# DATA SUPPLIED:

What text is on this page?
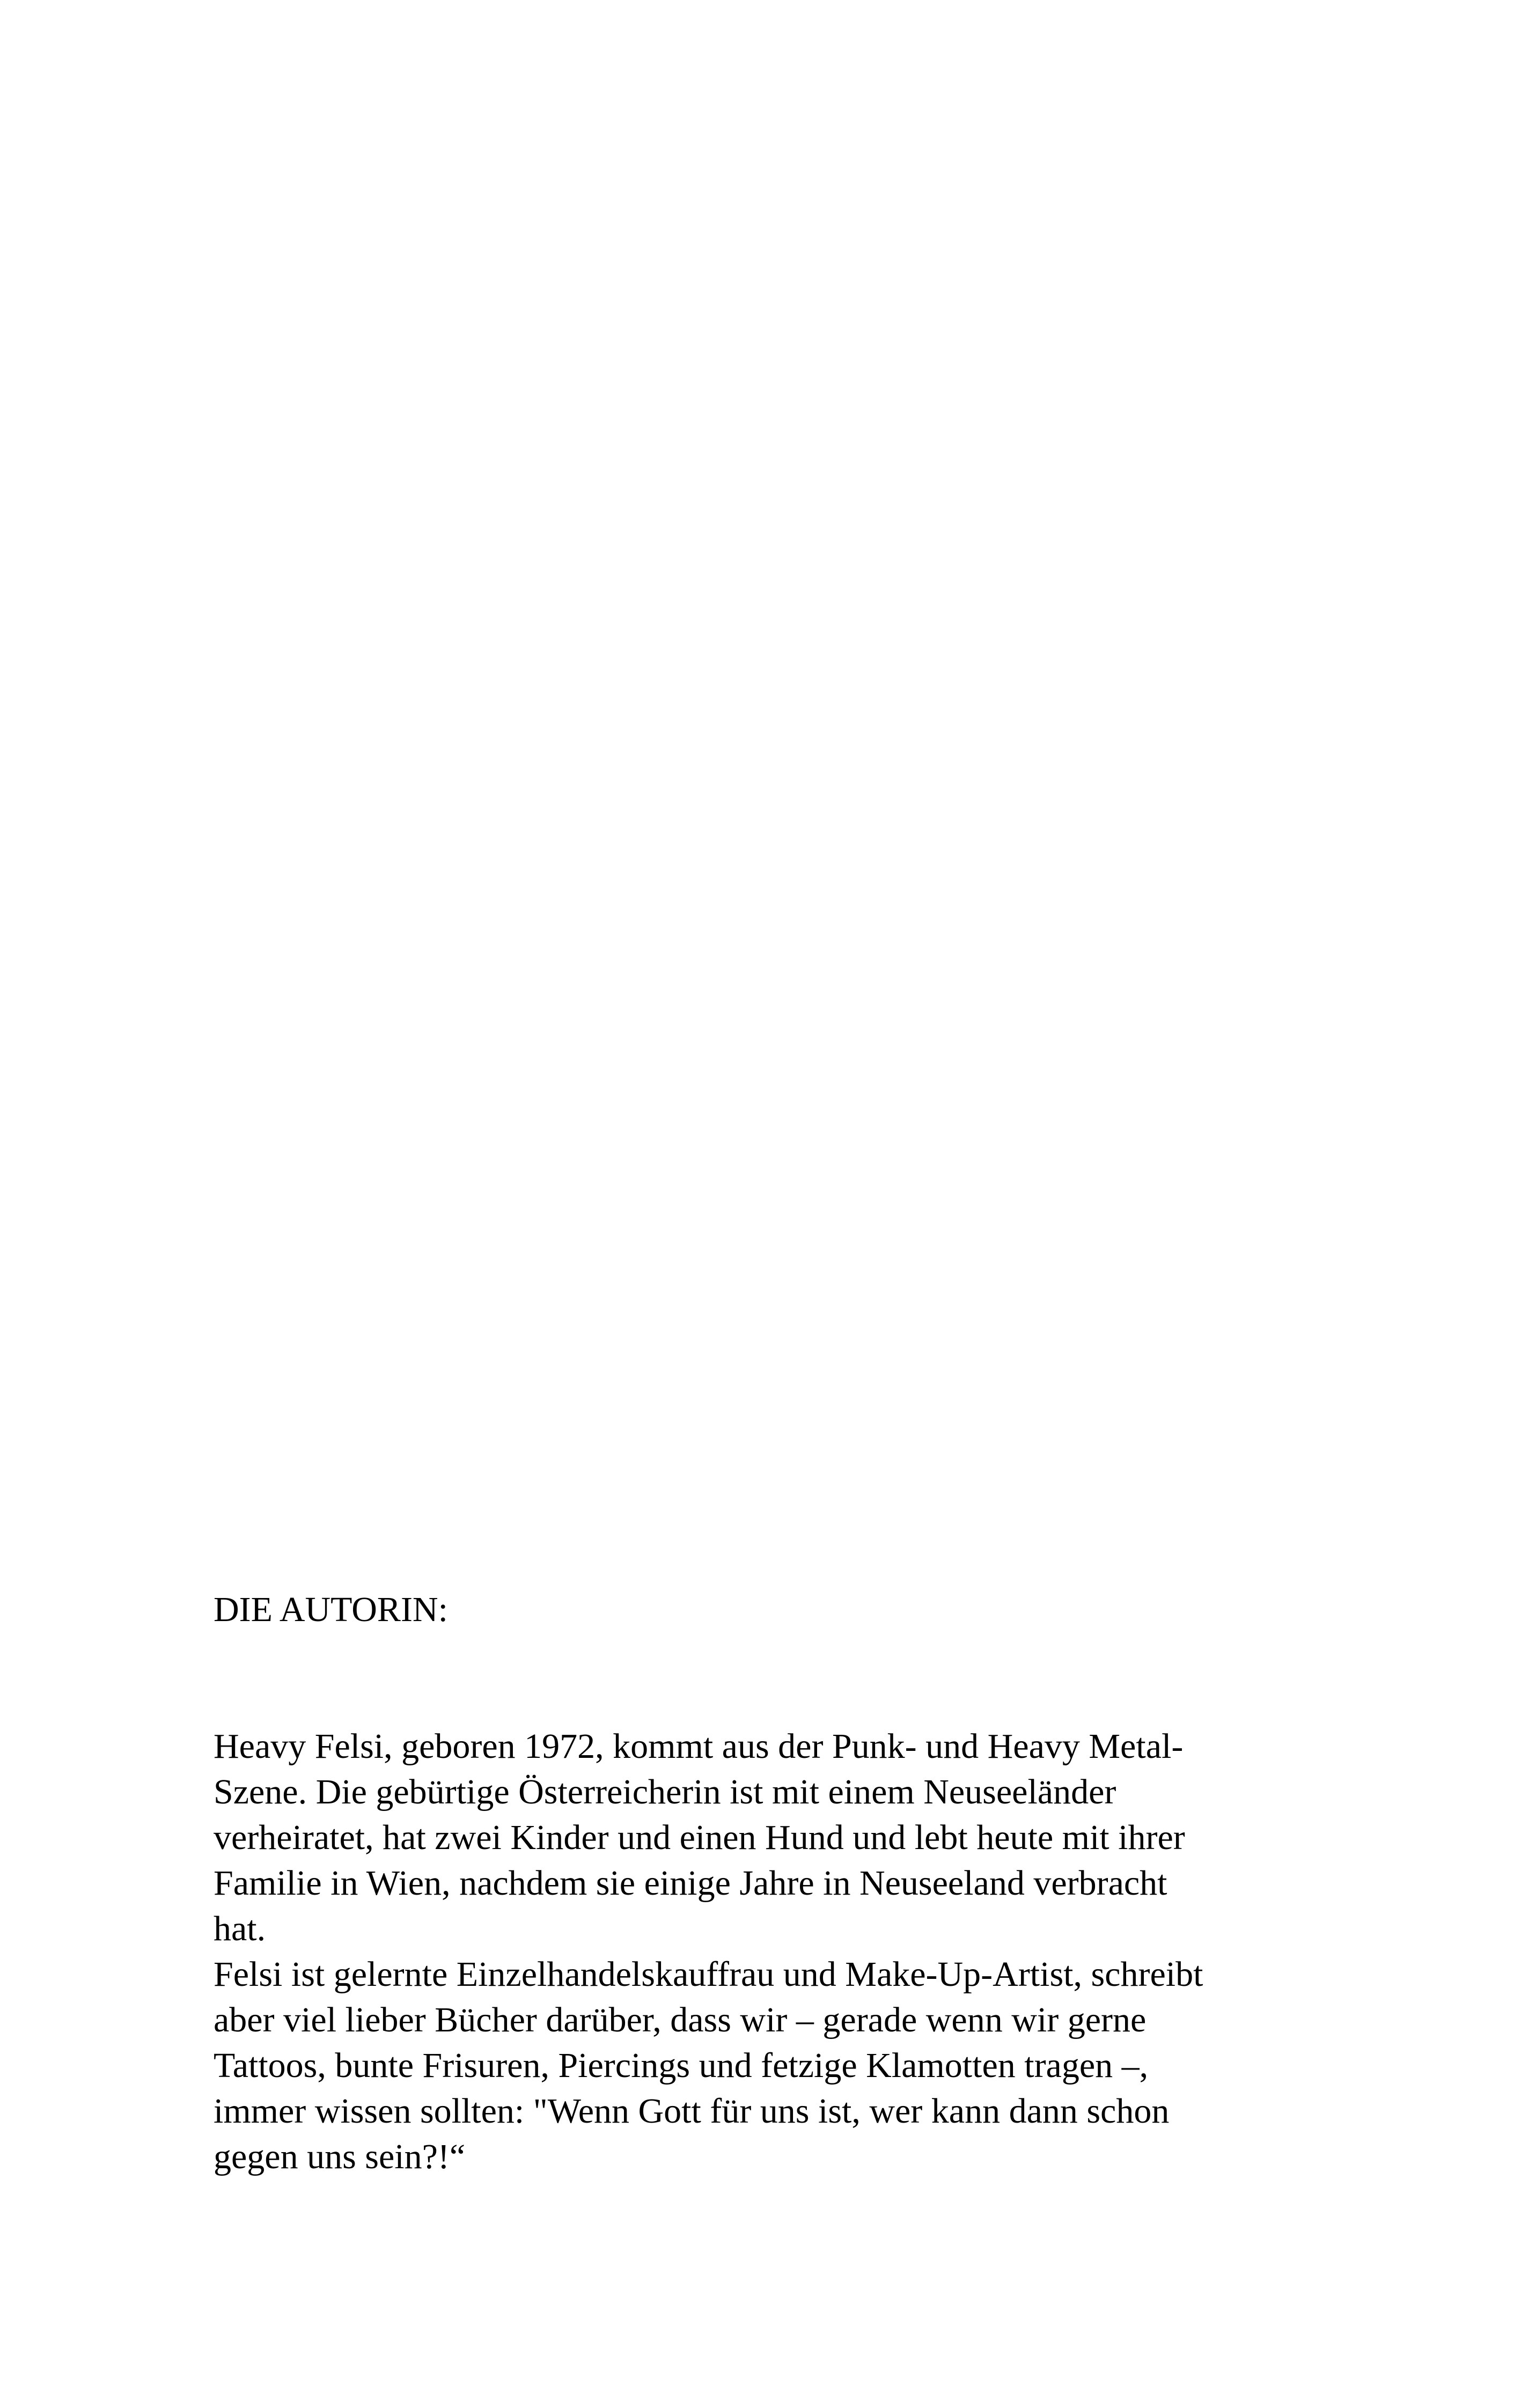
DIE AUTORIN:
Heavy Felsi, geboren 1972, kommt aus der Punk- und Heavy Metal-
Szene. Die gebürtige Österreicherin ist mit einem Neuseeländer
verheiratet, hat zwei Kinder und einen Hund und lebt heute mit ihrer
Familie in Wien, nachdem sie einige Jahre in Neuseeland verbracht
hat.
Felsi ist gelernte Einzelhandelskauffrau und Make-Up-Artist, schreibt
aber viel lieber Bücher darüber, dass wir – gerade wenn wir gerne
Tattoos, bunte Frisuren, Piercings und fetzige Klamotten tragen –,
immer wissen sollten: "Wenn Gott für uns ist, wer kann dann schon
gegen uns sein?!“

# EXERCISE DIRECTIONS:
Write out the full set of lines verbatim, without the pictures.

# WRITTEN SOLUTION:
What text is on this page?
DIE AUTORIN:
Heavy Felsi, geboren 1972, kommt aus der Punk- und Heavy Metal-
Szene. Die gebürtige Österreicherin ist mit einem Neuseeländer
verheiratet, hat zwei Kinder und einen Hund und lebt heute mit ihrer
Familie in Wien, nachdem sie einige Jahre in Neuseeland verbracht
hat.
Felsi ist gelernte Einzelhandelskauffrau und Make-Up-Artist, schreibt
aber viel lieber Bücher darüber, dass wir – gerade wenn wir gerne
Tattoos, bunte Frisuren, Piercings und fetzige Klamotten tragen –,
immer wissen sollten: "Wenn Gott für uns ist, wer kann dann schon
gegen uns sein?!“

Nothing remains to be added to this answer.